*About this exercise:* All lines in the material containing the word "data" need to be copied.

•••

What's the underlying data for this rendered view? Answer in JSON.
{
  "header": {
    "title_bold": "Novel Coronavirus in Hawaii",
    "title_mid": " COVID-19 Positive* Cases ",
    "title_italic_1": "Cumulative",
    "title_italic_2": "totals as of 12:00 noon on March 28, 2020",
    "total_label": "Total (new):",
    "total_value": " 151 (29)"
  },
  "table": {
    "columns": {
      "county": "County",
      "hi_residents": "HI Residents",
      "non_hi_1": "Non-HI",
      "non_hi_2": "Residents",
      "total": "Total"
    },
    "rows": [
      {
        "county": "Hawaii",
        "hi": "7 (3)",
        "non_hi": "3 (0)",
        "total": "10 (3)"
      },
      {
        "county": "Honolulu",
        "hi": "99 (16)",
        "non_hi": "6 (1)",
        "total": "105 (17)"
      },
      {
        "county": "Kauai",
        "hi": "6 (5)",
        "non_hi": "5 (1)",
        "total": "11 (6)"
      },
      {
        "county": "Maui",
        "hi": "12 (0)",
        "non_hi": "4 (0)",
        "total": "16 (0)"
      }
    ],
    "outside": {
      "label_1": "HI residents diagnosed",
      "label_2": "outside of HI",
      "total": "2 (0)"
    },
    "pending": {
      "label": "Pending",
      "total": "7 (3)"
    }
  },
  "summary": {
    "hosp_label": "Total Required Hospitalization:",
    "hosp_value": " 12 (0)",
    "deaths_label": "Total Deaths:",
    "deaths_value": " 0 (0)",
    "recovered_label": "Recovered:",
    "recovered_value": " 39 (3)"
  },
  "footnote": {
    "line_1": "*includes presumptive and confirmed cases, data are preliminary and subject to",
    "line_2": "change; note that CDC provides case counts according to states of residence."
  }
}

•••

*Written answer:*
What's the underlying data for this rendered view? Answer in JSON.
    "line_1": "*includes presumptive and confirmed cases, data are preliminary and subject to",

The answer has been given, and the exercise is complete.